RECORDS FOR THIS TASK
....................

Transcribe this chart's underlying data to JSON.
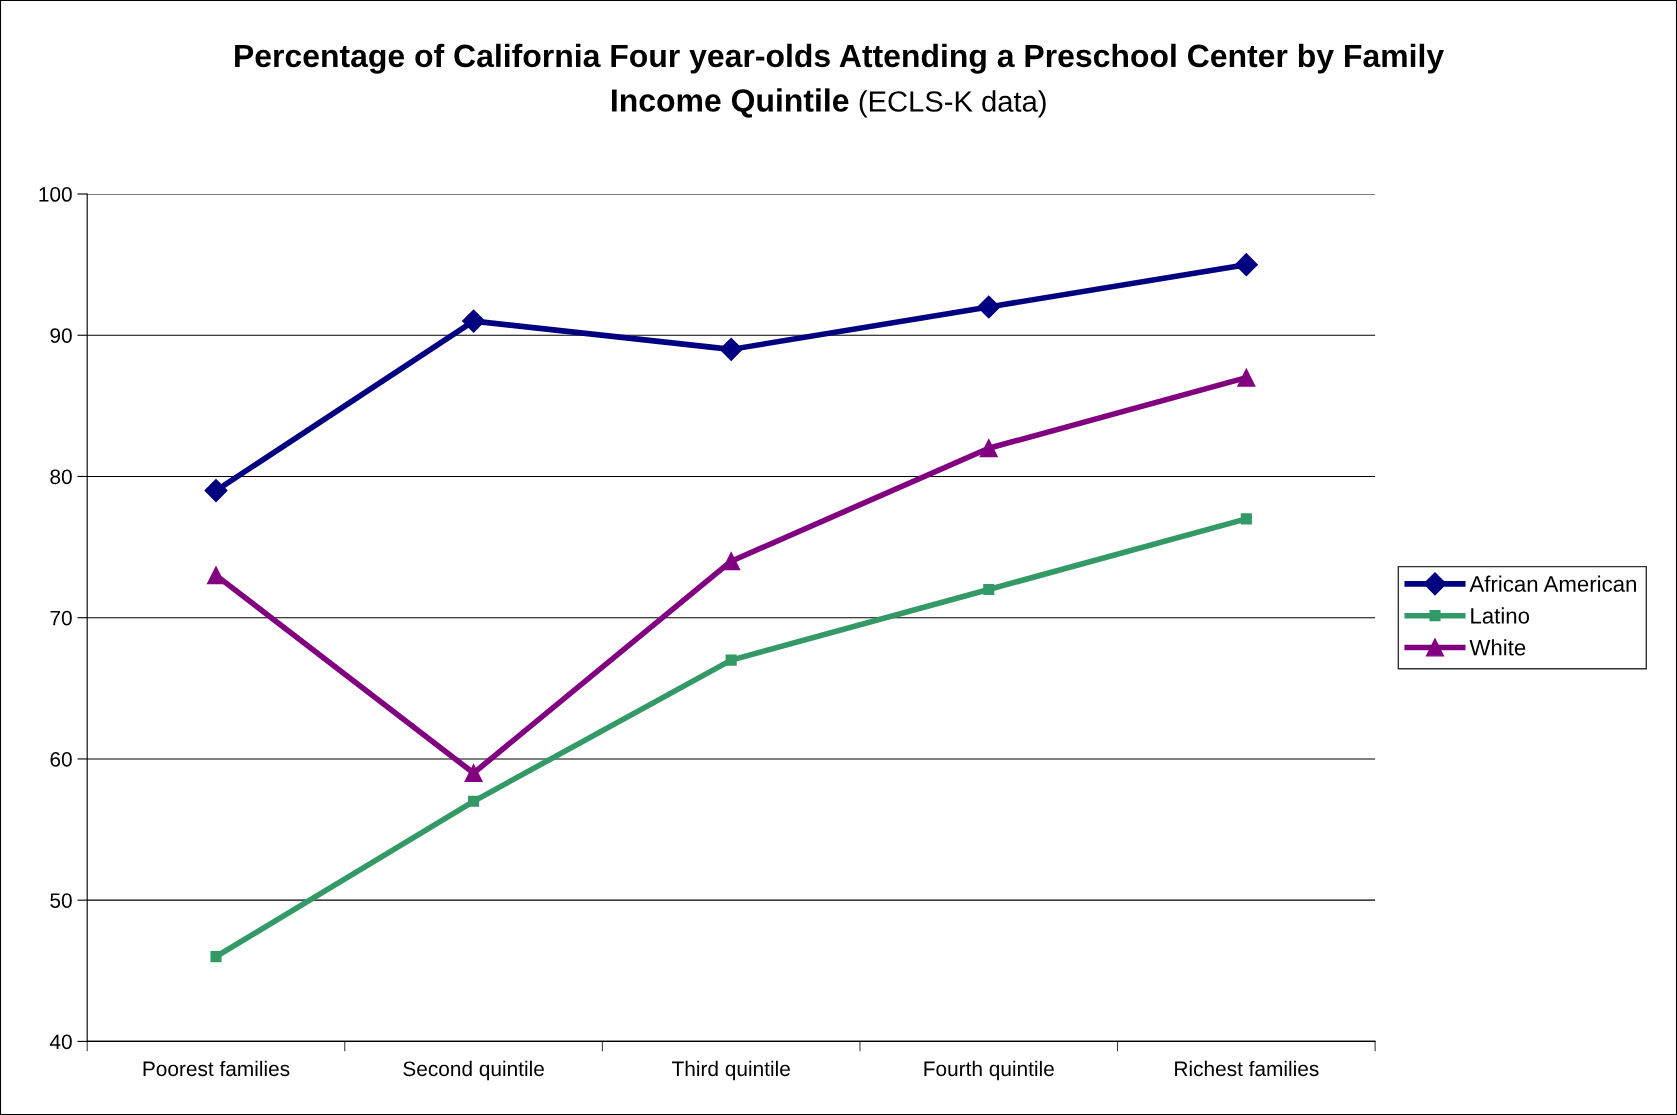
{
  "chart_data": {
    "type": "line",
    "title": "Percentage of California Four year-olds Attending a Preschool Center by Family Income Quintile",
    "subtitle": "(ECLS-K data)",
    "categories": [
      "Poorest families",
      "Second quintile",
      "Third quintile",
      "Fourth quintile",
      "Richest families"
    ],
    "series": [
      {
        "name": "African American",
        "color": "#000080",
        "marker": "diamond",
        "values": [
          79,
          91,
          89,
          92,
          95
        ]
      },
      {
        "name": "Latino",
        "color": "#339966",
        "marker": "square",
        "values": [
          46,
          57,
          67,
          72,
          77
        ]
      },
      {
        "name": "White",
        "color": "#800080",
        "marker": "triangle",
        "values": [
          73,
          59,
          74,
          82,
          87
        ]
      }
    ],
    "ylim": [
      40,
      100
    ],
    "yticks": [
      40,
      50,
      60,
      70,
      80,
      90,
      100
    ],
    "grid": "y",
    "legend": "right",
    "line_style": "solid"
  }
}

....................

Quote the entries above word for word. Leave the images out.

WORKED ANSWER
Transcribe this chart's underlying data to JSON.
{
  "chart_data": {
    "type": "line",
    "title": "Percentage of California Four year-olds Attending a Preschool Center by Family Income Quintile",
    "subtitle": "(ECLS-K data)",
    "categories": [
      "Poorest families",
      "Second quintile",
      "Third quintile",
      "Fourth quintile",
      "Richest families"
    ],
    "series": [
      {
        "name": "African American",
        "color": "#000080",
        "marker": "diamond",
        "values": [
          79,
          91,
          89,
          92,
          95
        ]
      },
      {
        "name": "Latino",
        "color": "#339966",
        "marker": "square",
        "values": [
          46,
          57,
          67,
          72,
          77
        ]
      },
      {
        "name": "White",
        "color": "#800080",
        "marker": "triangle",
        "values": [
          73,
          59,
          74,
          82,
          87
        ]
      }
    ],
    "ylim": [
      40,
      100
    ],
    "yticks": [
      40,
      50,
      60,
      70,
      80,
      90,
      100
    ],
    "grid": "y",
    "legend": "right",
    "line_style": "solid"
  }
}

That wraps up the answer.